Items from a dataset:
<<<<
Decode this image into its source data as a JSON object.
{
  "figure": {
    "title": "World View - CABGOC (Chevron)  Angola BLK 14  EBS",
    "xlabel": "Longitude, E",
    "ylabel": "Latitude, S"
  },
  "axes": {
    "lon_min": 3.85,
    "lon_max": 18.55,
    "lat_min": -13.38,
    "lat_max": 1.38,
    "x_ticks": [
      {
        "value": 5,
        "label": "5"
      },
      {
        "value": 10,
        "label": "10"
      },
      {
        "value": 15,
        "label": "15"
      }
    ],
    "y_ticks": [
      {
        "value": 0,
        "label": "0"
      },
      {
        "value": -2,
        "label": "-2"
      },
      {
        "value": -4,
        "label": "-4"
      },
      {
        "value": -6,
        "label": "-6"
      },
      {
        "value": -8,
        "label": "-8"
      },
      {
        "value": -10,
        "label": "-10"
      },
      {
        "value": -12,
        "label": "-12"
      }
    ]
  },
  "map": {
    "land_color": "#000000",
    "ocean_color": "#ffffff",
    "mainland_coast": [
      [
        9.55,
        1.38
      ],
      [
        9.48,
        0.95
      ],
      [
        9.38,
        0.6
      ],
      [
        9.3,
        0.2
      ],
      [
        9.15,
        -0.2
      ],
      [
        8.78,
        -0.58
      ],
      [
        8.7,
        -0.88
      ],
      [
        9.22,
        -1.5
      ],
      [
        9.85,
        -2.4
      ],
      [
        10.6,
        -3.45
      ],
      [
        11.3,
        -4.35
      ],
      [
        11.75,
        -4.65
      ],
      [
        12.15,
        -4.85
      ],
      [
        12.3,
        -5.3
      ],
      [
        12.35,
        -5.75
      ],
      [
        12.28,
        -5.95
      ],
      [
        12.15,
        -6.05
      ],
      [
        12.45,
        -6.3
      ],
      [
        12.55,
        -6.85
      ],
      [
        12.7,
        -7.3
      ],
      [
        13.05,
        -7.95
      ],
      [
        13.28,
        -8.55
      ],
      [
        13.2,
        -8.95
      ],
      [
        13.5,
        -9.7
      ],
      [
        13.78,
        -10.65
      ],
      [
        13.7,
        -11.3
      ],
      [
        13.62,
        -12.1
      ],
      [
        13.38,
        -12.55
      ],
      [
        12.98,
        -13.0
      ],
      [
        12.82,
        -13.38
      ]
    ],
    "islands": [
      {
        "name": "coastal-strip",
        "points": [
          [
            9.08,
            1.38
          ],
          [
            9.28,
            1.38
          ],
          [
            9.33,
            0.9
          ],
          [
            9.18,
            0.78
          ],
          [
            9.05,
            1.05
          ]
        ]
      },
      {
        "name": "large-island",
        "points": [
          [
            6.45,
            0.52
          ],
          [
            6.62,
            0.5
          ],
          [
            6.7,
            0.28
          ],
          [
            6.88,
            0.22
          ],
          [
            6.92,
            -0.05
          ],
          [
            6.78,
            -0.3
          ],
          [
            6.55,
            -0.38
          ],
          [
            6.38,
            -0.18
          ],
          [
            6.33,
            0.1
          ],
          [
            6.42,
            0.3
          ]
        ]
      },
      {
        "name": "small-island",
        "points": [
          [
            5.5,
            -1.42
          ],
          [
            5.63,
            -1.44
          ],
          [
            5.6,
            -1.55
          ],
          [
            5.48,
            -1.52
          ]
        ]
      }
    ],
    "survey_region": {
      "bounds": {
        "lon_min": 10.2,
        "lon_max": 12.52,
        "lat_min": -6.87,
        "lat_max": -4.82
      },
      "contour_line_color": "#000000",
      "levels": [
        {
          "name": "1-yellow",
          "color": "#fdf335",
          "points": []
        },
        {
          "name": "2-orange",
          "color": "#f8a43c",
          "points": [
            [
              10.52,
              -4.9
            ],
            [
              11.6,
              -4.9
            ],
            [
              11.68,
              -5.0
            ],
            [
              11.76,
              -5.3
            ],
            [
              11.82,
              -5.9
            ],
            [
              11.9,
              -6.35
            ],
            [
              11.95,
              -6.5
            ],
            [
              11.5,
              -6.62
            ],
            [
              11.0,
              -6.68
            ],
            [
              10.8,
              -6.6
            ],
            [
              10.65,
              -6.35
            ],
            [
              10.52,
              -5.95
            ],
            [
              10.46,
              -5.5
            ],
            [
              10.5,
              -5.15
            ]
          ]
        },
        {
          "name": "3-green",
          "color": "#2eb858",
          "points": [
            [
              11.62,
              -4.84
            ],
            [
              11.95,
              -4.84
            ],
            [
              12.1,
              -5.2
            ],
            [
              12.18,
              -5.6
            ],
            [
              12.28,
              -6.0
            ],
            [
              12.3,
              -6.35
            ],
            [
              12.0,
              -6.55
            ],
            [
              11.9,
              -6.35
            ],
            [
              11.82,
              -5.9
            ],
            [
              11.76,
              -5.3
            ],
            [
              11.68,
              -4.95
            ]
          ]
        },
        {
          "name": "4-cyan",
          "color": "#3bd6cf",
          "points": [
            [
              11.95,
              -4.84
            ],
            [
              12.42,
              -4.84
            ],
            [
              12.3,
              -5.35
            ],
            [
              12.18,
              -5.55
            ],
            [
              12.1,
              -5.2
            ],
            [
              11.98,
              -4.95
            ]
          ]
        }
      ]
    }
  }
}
>>>>
_REQUIREMENTS:_
Copy all of the material word for word.

_OUTPUT OF THE EXERCISE:_
Decode this image into its source data as a JSON object.
{
  "figure": {
    "title": "World View - CABGOC (Chevron)  Angola BLK 14  EBS",
    "xlabel": "Longitude, E",
    "ylabel": "Latitude, S"
  },
  "axes": {
    "lon_min": 3.85,
    "lon_max": 18.55,
    "lat_min": -13.38,
    "lat_max": 1.38,
    "x_ticks": [
      {
        "value": 5,
        "label": "5"
      },
      {
        "value": 10,
        "label": "10"
      },
      {
        "value": 15,
        "label": "15"
      }
    ],
    "y_ticks": [
      {
        "value": 0,
        "label": "0"
      },
      {
        "value": -2,
        "label": "-2"
      },
      {
        "value": -4,
        "label": "-4"
      },
      {
        "value": -6,
        "label": "-6"
      },
      {
        "value": -8,
        "label": "-8"
      },
      {
        "value": -10,
        "label": "-10"
      },
      {
        "value": -12,
        "label": "-12"
      }
    ]
  },
  "map": {
    "land_color": "#000000",
    "ocean_color": "#ffffff",
    "mainland_coast": [
      [
        9.55,
        1.38
      ],
      [
        9.48,
        0.95
      ],
      [
        9.38,
        0.6
      ],
      [
        9.3,
        0.2
      ],
      [
        9.15,
        -0.2
      ],
      [
        8.78,
        -0.58
      ],
      [
        8.7,
        -0.88
      ],
      [
        9.22,
        -1.5
      ],
      [
        9.85,
        -2.4
      ],
      [
        10.6,
        -3.45
      ],
      [
        11.3,
        -4.35
      ],
      [
        11.75,
        -4.65
      ],
      [
        12.15,
        -4.85
      ],
      [
        12.3,
        -5.3
      ],
      [
        12.35,
        -5.75
      ],
      [
        12.28,
        -5.95
      ],
      [
        12.15,
        -6.05
      ],
      [
        12.45,
        -6.3
      ],
      [
        12.55,
        -6.85
      ],
      [
        12.7,
        -7.3
      ],
      [
        13.05,
        -7.95
      ],
      [
        13.28,
        -8.55
      ],
      [
        13.2,
        -8.95
      ],
      [
        13.5,
        -9.7
      ],
      [
        13.78,
        -10.65
      ],
      [
        13.7,
        -11.3
      ],
      [
        13.62,
        -12.1
      ],
      [
        13.38,
        -12.55
      ],
      [
        12.98,
        -13.0
      ],
      [
        12.82,
        -13.38
      ]
    ],
    "islands": [
      {
        "name": "coastal-strip",
        "points": [
          [
            9.08,
            1.38
          ],
          [
            9.28,
            1.38
          ],
          [
            9.33,
            0.9
          ],
          [
            9.18,
            0.78
          ],
          [
            9.05,
            1.05
          ]
        ]
      },
      {
        "name": "large-island",
        "points": [
          [
            6.45,
            0.52
          ],
          [
            6.62,
            0.5
          ],
          [
            6.7,
            0.28
          ],
          [
            6.88,
            0.22
          ],
          [
            6.92,
            -0.05
          ],
          [
            6.78,
            -0.3
          ],
          [
            6.55,
            -0.38
          ],
          [
            6.38,
            -0.18
          ],
          [
            6.33,
            0.1
          ],
          [
            6.42,
            0.3
          ]
        ]
      },
      {
        "name": "small-island",
        "points": [
          [
            5.5,
            -1.42
          ],
          [
            5.63,
            -1.44
          ],
          [
            5.6,
            -1.55
          ],
          [
            5.48,
            -1.52
          ]
        ]
      }
    ],
    "survey_region": {
      "bounds": {
        "lon_min": 10.2,
        "lon_max": 12.52,
        "lat_min": -6.87,
        "lat_max": -4.82
      },
      "contour_line_color": "#000000",
      "levels": [
        {
          "name": "1-yellow",
          "color": "#fdf335",
          "points": []
        },
        {
          "name": "2-orange",
          "color": "#f8a43c",
          "points": [
            [
              10.52,
              -4.9
            ],
            [
              11.6,
              -4.9
            ],
            [
              11.68,
              -5.0
            ],
            [
              11.76,
              -5.3
            ],
            [
              11.82,
              -5.9
            ],
            [
              11.9,
              -6.35
            ],
            [
              11.95,
              -6.5
            ],
            [
              11.5,
              -6.62
            ],
            [
              11.0,
              -6.68
            ],
            [
              10.8,
              -6.6
            ],
            [
              10.65,
              -6.35
            ],
            [
              10.52,
              -5.95
            ],
            [
              10.46,
              -5.5
            ],
            [
              10.5,
              -5.15
            ]
          ]
        },
        {
          "name": "3-green",
          "color": "#2eb858",
          "points": [
            [
              11.62,
              -4.84
            ],
            [
              11.95,
              -4.84
            ],
            [
              12.1,
              -5.2
            ],
            [
              12.18,
              -5.6
            ],
            [
              12.28,
              -6.0
            ],
            [
              12.3,
              -6.35
            ],
            [
              12.0,
              -6.55
            ],
            [
              11.9,
              -6.35
            ],
            [
              11.82,
              -5.9
            ],
            [
              11.76,
              -5.3
            ],
            [
              11.68,
              -4.95
            ]
          ]
        },
        {
          "name": "4-cyan",
          "color": "#3bd6cf",
          "points": [
            [
              11.95,
              -4.84
            ],
            [
              12.42,
              -4.84
            ],
            [
              12.3,
              -5.35
            ],
            [
              12.18,
              -5.55
            ],
            [
              12.1,
              -5.2
            ],
            [
              11.98,
              -4.95
            ]
          ]
        }
      ]
    }
  }
}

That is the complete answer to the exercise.